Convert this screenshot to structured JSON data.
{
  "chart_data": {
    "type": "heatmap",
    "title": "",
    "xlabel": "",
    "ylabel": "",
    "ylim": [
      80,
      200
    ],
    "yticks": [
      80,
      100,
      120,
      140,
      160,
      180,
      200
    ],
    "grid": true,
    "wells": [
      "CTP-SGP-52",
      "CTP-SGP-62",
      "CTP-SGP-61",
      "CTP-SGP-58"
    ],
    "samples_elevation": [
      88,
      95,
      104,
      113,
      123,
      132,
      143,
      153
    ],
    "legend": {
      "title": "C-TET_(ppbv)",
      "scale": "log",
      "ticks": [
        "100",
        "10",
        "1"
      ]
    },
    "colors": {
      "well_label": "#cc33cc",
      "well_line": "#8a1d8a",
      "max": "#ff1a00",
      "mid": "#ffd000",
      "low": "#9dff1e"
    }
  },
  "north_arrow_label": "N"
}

- _What is asked_:
Repeat all the records. Match each line exactly.

- _The result_:
Convert this screenshot to structured JSON data.
{
  "chart_data": {
    "type": "heatmap",
    "title": "",
    "xlabel": "",
    "ylabel": "",
    "ylim": [
      80,
      200
    ],
    "yticks": [
      80,
      100,
      120,
      140,
      160,
      180,
      200
    ],
    "grid": true,
    "wells": [
      "CTP-SGP-52",
      "CTP-SGP-62",
      "CTP-SGP-61",
      "CTP-SGP-58"
    ],
    "samples_elevation": [
      88,
      95,
      104,
      113,
      123,
      132,
      143,
      153
    ],
    "legend": {
      "title": "C-TET_(ppbv)",
      "scale": "log",
      "ticks": [
        "100",
        "10",
        "1"
      ]
    },
    "colors": {
      "well_label": "#cc33cc",
      "well_line": "#8a1d8a",
      "max": "#ff1a00",
      "mid": "#ffd000",
      "low": "#9dff1e"
    }
  },
  "north_arrow_label": "N"
}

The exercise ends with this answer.